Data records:
--------------------------------------------------

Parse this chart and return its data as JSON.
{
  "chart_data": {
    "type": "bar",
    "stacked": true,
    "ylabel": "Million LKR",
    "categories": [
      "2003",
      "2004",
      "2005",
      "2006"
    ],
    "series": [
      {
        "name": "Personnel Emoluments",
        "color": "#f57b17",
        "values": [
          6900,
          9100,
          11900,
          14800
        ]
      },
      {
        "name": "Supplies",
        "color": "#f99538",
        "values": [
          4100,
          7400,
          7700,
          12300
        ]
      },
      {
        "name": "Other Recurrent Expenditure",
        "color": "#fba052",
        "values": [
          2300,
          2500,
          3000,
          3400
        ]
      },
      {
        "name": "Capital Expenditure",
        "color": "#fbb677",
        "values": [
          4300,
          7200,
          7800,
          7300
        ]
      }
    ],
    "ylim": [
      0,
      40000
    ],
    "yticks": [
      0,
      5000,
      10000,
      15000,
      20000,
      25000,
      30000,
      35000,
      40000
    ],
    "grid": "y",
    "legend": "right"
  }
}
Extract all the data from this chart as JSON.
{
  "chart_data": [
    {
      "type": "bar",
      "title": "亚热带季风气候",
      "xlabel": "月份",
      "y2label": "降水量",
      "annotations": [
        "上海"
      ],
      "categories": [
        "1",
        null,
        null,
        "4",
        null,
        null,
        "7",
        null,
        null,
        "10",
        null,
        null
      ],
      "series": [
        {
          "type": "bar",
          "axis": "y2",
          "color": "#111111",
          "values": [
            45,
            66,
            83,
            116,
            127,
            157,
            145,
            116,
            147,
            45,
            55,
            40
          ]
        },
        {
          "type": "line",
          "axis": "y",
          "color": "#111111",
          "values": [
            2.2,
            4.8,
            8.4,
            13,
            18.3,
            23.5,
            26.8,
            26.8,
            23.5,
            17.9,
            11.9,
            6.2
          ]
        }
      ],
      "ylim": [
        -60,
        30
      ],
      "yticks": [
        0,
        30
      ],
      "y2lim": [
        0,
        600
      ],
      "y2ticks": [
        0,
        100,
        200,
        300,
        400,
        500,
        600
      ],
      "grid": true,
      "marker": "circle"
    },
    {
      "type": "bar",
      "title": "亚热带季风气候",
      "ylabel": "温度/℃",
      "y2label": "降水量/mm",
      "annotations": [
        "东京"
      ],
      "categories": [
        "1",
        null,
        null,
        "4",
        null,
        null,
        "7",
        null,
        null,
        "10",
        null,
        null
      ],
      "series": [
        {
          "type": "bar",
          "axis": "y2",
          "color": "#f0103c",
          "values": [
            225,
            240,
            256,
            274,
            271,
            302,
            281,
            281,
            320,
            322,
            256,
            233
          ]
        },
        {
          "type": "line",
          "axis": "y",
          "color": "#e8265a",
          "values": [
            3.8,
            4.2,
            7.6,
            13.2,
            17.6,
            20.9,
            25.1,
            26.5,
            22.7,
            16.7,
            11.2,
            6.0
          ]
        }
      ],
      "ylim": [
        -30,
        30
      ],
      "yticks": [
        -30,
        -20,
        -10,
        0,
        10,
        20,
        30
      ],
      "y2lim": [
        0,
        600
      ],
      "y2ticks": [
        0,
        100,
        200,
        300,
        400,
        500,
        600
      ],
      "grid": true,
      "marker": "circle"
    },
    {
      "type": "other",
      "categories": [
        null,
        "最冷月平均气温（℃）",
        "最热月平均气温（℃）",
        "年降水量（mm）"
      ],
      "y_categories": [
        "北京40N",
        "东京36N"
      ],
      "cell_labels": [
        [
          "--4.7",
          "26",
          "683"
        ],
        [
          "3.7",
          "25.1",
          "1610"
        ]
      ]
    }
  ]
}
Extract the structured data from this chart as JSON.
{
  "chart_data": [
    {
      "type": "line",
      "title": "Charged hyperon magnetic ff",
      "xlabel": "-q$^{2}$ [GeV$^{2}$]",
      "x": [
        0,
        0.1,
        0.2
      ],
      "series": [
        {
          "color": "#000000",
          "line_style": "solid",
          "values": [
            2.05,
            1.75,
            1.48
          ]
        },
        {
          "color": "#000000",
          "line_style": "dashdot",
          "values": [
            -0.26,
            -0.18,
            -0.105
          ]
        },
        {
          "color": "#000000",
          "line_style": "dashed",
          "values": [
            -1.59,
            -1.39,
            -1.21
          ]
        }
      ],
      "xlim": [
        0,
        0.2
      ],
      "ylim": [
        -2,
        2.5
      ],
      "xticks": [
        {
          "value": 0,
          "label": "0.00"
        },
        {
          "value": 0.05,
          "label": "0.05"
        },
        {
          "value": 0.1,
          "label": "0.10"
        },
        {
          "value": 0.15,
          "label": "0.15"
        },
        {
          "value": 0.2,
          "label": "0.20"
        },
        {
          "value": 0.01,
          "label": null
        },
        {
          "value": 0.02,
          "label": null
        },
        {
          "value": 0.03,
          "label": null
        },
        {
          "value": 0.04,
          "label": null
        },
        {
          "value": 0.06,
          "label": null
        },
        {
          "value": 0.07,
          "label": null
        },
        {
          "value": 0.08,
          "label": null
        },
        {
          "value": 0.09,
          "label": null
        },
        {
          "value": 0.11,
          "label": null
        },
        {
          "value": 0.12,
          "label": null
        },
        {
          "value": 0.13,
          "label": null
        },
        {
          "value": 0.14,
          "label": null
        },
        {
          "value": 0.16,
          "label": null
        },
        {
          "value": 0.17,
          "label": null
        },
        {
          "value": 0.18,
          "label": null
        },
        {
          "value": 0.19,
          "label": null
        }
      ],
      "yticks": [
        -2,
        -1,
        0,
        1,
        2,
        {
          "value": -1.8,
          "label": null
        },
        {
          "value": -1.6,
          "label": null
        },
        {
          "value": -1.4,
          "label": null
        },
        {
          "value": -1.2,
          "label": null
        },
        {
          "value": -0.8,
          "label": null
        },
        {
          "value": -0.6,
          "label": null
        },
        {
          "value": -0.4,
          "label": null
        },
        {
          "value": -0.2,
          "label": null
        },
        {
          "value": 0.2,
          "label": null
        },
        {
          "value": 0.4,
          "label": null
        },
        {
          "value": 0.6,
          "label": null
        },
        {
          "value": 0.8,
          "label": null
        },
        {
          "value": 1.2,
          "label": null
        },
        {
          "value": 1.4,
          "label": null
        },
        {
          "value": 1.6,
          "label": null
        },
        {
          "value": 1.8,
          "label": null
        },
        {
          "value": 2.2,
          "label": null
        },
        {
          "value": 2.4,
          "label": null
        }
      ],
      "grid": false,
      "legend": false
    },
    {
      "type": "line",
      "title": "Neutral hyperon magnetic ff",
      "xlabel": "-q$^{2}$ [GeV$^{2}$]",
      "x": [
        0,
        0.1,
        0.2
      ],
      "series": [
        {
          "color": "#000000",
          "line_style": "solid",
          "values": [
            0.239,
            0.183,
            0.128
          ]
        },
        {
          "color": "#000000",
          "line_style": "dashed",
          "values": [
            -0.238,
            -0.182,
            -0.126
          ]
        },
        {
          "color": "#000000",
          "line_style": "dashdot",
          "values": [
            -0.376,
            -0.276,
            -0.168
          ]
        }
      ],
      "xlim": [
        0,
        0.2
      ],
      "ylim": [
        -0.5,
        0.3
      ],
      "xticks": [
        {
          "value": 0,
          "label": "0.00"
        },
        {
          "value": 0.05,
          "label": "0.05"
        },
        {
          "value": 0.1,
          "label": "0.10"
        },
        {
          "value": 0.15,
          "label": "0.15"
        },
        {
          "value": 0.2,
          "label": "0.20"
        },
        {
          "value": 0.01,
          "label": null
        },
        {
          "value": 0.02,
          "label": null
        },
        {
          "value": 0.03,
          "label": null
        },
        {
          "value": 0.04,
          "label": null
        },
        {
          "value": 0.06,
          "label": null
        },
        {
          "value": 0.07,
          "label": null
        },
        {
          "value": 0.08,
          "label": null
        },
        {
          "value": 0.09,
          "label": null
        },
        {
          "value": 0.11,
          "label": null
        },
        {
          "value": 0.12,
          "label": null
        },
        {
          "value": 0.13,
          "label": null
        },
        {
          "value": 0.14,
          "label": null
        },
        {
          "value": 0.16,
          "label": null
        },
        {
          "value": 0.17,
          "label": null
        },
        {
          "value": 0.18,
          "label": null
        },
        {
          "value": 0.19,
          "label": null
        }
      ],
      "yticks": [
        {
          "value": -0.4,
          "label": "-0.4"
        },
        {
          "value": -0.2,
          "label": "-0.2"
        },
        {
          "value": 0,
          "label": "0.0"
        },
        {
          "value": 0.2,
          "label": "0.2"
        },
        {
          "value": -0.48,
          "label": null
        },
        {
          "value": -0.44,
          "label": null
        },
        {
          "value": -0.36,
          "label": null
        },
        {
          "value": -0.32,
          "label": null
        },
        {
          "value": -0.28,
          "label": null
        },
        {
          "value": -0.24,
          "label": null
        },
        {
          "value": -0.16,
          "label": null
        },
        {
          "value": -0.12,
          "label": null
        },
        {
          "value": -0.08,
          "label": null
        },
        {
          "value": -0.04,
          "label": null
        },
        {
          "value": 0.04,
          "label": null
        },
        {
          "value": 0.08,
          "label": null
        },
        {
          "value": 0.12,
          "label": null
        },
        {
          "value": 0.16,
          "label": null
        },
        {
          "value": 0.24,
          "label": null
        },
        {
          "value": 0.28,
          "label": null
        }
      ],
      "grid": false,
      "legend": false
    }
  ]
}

--------------------------------------------------

(Required task): Using the records above, select and copy every line that has the word "from".

(Exercise output):
Extract all the data from this chart as JSON.
Extract the structured data from this chart as JSON.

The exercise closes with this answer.